>> Begin DATA

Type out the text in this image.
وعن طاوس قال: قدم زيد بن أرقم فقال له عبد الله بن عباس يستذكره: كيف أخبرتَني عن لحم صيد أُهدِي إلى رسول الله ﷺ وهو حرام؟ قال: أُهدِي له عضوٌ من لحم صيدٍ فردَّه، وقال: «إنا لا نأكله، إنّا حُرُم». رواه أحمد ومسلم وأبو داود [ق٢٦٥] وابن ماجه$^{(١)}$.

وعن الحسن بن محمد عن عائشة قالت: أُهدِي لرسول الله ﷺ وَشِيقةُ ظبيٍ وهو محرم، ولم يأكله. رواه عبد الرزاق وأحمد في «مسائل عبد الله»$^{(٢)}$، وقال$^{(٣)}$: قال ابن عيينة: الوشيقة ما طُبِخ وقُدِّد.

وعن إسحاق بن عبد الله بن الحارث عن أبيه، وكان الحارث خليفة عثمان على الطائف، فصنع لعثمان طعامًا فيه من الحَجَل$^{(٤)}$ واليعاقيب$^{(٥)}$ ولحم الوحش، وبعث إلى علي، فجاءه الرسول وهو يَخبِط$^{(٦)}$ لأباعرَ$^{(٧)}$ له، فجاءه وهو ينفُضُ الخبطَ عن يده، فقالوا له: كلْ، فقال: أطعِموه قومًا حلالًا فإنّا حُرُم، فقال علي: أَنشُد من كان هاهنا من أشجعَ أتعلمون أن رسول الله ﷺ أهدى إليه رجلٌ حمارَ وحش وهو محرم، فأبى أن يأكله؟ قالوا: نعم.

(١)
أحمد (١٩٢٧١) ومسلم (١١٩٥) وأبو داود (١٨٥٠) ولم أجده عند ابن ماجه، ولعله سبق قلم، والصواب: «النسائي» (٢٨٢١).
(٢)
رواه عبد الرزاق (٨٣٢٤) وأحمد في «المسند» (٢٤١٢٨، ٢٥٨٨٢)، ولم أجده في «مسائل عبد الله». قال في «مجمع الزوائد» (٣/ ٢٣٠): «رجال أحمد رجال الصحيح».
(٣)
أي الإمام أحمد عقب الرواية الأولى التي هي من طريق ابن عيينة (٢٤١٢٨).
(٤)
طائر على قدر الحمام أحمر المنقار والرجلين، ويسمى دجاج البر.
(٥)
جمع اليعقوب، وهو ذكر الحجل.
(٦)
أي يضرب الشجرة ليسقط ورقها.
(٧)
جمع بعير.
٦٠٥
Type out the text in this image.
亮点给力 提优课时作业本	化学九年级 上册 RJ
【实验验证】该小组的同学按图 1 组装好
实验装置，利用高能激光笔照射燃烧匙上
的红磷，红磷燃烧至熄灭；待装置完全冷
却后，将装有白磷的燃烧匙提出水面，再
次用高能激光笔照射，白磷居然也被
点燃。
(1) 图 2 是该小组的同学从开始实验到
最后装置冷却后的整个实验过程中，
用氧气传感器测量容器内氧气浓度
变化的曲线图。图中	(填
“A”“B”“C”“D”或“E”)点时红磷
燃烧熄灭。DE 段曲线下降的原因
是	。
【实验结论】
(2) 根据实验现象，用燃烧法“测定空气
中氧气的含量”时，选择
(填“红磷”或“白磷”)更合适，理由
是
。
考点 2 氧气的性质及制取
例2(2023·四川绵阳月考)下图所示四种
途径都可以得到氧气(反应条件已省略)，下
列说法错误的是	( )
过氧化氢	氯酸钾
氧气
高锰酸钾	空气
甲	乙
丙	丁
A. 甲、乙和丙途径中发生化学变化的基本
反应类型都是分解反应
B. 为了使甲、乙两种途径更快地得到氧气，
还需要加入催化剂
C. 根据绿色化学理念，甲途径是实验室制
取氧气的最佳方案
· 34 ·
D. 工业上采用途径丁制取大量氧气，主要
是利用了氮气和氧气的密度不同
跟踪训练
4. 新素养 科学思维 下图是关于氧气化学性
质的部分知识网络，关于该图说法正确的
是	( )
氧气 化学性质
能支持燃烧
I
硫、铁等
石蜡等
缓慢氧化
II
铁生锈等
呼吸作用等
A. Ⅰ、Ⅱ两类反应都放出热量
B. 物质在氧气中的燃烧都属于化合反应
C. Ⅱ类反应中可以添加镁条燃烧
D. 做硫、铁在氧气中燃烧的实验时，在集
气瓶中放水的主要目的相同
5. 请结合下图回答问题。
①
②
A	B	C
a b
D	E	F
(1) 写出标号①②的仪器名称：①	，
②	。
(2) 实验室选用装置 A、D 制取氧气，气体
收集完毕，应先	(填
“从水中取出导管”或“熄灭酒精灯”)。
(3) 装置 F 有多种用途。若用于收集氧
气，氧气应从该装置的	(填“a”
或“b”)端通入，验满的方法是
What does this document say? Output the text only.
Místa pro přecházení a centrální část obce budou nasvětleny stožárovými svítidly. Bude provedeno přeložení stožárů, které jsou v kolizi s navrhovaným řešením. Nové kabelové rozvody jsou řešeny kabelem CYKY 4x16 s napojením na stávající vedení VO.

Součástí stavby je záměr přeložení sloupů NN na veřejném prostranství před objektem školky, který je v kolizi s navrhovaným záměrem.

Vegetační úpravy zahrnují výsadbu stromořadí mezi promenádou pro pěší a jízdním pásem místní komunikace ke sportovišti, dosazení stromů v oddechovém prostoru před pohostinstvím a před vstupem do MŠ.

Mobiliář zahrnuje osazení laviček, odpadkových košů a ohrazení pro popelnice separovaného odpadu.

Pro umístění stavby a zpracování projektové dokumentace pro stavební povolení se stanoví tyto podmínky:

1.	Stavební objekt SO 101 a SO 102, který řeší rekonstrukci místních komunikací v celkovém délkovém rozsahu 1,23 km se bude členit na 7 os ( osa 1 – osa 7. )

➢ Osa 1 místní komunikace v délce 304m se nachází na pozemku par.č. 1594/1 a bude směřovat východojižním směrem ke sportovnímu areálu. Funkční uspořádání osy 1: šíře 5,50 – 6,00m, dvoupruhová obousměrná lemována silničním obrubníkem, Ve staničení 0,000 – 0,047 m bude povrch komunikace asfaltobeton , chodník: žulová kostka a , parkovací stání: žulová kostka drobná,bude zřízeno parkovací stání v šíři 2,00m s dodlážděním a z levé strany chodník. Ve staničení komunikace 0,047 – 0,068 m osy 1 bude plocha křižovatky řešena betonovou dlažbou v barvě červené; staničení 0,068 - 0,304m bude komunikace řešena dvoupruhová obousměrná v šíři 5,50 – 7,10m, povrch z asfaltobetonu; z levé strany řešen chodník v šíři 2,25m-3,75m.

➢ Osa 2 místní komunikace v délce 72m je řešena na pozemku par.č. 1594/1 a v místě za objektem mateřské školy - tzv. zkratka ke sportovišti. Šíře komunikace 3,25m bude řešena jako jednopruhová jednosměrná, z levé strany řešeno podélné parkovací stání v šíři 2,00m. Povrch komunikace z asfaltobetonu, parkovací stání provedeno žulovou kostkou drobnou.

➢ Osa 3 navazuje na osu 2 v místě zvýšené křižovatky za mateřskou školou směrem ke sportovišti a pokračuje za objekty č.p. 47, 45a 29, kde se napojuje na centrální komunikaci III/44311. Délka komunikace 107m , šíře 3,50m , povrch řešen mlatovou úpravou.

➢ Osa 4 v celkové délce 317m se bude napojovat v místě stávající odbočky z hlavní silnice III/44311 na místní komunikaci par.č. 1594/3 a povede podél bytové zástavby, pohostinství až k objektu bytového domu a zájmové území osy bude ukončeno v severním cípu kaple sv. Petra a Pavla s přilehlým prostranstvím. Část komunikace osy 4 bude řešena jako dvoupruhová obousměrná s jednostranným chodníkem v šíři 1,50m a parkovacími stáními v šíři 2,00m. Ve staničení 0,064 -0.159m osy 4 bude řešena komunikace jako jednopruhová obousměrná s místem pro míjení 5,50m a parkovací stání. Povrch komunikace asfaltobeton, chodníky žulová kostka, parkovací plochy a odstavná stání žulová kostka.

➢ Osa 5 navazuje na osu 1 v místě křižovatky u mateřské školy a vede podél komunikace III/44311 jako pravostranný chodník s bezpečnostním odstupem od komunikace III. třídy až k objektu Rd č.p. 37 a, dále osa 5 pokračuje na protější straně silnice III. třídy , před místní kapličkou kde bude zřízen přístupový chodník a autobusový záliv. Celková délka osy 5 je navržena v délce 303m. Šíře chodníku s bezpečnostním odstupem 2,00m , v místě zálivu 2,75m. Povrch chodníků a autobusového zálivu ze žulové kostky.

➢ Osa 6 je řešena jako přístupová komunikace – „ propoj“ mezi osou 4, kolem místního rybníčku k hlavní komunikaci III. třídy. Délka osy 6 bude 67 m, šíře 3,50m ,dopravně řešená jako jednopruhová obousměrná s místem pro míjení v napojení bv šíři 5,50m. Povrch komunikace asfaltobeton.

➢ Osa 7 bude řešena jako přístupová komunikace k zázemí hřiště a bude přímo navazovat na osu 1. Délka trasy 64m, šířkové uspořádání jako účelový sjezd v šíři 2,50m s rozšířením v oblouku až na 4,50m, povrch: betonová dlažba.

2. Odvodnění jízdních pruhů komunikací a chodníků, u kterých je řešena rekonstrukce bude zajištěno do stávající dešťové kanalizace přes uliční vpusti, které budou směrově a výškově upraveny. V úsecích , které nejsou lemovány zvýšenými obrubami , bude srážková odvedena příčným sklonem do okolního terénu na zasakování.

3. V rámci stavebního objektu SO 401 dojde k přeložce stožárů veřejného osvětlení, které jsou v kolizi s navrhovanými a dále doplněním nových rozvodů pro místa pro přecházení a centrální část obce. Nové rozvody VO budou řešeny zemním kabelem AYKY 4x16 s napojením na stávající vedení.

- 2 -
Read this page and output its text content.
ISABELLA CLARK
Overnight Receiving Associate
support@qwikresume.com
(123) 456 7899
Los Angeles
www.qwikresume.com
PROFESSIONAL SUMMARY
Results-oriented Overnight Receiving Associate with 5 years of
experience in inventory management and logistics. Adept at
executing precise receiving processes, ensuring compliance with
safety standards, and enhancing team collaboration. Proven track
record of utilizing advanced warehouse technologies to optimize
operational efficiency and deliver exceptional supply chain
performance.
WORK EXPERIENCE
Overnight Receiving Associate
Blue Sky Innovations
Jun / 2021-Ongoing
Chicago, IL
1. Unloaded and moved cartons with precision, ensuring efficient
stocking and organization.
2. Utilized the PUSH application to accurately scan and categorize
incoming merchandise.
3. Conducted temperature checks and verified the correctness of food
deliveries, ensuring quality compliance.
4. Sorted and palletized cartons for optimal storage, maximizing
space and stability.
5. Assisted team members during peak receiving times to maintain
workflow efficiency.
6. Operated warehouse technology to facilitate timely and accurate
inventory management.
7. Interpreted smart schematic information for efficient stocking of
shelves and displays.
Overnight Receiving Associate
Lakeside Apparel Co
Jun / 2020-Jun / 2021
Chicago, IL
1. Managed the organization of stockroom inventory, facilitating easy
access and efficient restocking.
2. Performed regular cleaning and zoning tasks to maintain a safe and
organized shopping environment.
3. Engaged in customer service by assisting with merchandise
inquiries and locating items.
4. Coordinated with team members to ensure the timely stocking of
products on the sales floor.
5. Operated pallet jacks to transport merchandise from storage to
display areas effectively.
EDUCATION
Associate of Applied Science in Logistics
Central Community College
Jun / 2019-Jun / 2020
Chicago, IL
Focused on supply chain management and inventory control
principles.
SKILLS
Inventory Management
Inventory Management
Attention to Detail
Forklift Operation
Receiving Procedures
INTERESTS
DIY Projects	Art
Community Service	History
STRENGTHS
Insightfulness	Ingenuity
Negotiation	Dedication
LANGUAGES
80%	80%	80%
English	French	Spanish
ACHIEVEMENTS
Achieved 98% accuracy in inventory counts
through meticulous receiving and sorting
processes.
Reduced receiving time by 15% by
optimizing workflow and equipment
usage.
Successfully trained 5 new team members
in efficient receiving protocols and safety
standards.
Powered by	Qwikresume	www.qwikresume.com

>> End DATA

Where a line holds "dále", copy it out.

◆ **RESULT OF THIS EXERCISE**:
➢ Osa 5 navazuje na osu 1 v místě křižovatky u mateřské školy a vede podél komunikace III/44311 jako pravostranný chodník s bezpečnostním odstupem od komunikace III. třídy až k objektu Rd č.p. 37 a, dále osa 5 pokračuje na protější straně silnice III. třídy , před místní kapličkou kde bude zřízen přístupový chodník a autobusový záliv. Celková délka osy 5 je navržena v délce 303m. Šíře chodníku s bezpečnostním odstupem 2,00m , v místě zálivu 2,75m. Povrch chodníků a autobusového zálivu ze žulové kostky.
3. V rámci stavebního objektu SO 401 dojde k přeložce stožárů veřejného osvětlení, které jsou v kolizi s navrhovanými a dále doplněním nových rozvodů pro místa pro přecházení a centrální část obce. Nové rozvody VO budou řešeny zemním kabelem AYKY 4x16 s napojením na stávající vedení.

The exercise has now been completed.